▶ **Text section**
──────────────────────────────
NCT number NCT00820846
Other study ID # HVTN 205
Secondary ID 10658
Status Completed
Phase Phase 2
First received
Last updated
Start date January 2009
Est. completion date September 2014

Study information

Verified date August 2022
Source National Institute of Allergy and Infectious Diseases (NIAID)
Contact n/a
Is FDA regulated No
Health authority
Study type Interventional

Clinical Trial Summary

The purpose of this study is to evaluate the safety of and immune response to a two-vaccine regimen in healthy, HIV-uninfected adults who have never received an HIV preventive vaccine before.
──────────────────────────────
▶ **Data extracts**

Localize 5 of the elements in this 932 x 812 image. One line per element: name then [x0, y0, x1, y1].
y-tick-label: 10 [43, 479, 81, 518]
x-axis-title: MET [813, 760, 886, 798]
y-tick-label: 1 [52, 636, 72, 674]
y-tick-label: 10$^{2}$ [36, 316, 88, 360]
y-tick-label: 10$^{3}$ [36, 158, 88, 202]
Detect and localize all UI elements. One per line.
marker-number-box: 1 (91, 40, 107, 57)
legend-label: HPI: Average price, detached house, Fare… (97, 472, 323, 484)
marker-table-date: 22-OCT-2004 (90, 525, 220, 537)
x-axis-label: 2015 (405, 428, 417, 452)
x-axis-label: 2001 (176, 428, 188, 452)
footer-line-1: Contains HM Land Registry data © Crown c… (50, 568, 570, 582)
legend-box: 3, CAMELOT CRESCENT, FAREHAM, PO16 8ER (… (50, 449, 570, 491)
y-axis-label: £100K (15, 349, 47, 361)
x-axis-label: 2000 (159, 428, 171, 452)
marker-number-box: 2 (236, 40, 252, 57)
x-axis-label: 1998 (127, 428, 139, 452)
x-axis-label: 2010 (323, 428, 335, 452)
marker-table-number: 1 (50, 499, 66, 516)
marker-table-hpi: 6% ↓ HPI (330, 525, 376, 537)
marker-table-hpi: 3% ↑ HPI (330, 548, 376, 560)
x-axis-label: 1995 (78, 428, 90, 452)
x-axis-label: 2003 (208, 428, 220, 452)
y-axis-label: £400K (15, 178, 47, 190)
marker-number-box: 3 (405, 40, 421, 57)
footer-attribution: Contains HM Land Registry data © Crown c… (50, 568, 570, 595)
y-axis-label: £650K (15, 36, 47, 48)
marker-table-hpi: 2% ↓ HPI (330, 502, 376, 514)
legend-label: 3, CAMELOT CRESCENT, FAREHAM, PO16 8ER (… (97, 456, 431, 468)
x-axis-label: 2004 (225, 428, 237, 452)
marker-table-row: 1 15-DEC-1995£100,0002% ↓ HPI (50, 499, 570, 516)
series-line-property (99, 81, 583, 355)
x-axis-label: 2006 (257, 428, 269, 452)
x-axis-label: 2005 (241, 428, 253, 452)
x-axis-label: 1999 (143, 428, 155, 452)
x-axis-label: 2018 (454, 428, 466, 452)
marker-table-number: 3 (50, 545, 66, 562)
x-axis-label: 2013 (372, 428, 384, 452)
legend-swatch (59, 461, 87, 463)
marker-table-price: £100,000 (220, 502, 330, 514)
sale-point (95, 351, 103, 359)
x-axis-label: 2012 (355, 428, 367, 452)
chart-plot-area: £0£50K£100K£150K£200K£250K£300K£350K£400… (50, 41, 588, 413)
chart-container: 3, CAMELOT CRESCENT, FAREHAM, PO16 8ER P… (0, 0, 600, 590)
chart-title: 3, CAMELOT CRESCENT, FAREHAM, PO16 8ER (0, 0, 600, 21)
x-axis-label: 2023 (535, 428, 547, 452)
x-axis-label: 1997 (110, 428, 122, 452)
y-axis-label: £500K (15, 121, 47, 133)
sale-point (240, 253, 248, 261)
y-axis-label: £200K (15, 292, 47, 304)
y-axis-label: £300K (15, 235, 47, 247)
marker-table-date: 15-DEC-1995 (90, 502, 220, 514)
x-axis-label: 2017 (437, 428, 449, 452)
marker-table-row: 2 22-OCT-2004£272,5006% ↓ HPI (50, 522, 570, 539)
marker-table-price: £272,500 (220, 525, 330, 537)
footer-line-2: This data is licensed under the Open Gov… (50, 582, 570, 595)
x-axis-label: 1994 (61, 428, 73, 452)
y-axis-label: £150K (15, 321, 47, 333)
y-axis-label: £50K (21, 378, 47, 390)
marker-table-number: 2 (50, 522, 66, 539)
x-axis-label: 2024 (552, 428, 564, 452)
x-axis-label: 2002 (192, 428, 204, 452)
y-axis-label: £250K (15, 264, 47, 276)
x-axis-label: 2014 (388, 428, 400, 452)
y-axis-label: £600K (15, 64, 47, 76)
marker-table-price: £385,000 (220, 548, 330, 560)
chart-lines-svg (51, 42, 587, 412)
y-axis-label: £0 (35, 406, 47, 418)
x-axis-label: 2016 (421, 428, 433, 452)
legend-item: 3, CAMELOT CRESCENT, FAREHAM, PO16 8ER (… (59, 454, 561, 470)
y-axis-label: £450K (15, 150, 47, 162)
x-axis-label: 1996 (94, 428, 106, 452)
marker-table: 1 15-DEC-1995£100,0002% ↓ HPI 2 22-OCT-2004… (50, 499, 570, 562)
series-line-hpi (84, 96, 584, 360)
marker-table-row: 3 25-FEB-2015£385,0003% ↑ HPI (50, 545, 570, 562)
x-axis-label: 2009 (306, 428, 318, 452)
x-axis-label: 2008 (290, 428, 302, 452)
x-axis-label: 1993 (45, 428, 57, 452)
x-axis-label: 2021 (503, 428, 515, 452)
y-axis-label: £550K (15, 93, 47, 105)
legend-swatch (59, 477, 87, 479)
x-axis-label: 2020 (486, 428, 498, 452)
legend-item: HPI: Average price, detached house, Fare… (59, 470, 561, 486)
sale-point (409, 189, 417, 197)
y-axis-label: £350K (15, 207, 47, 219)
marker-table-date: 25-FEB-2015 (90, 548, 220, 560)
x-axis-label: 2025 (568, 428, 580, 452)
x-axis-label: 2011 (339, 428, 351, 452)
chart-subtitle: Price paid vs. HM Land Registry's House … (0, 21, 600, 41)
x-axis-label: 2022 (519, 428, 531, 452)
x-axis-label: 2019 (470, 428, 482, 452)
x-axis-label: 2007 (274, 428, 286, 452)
──────────────────────────────
▶ **Things to do**
[1] Summarize the HIV vaccine trial listing in two sentences.
[2] Repeat word for word the part of the HIV vaccine trial listing that opens with the words containing "Study information" and closes with "preventive vaccine before.".

▶ **Solution list**
[1] Study NCT00820846 (HVTN 205) is a completed Phase 2 interventional study from the National Institute of Allergy and Infectious Diseases that started in January 2009, with an estimated completion date of September 2014. It evaluates the safety of, and immune response to, a two-vaccine regimen in healthy, HIV-uninfected adults who have never received an HIV preventive vaccine.

[2]
Study information

Verified date August 2022
Source National Institute of Allergy and Infectious Diseases (NIAID)
Contact n/a
Is FDA regulated No
Health authority
Study type Interventional

Clinical Trial Summary

The purpose of this study is to evaluate the safety of and immune response to a two-vaccine regimen in healthy, HIV-uninfected adults who have never received an HIV preventive vaccine before.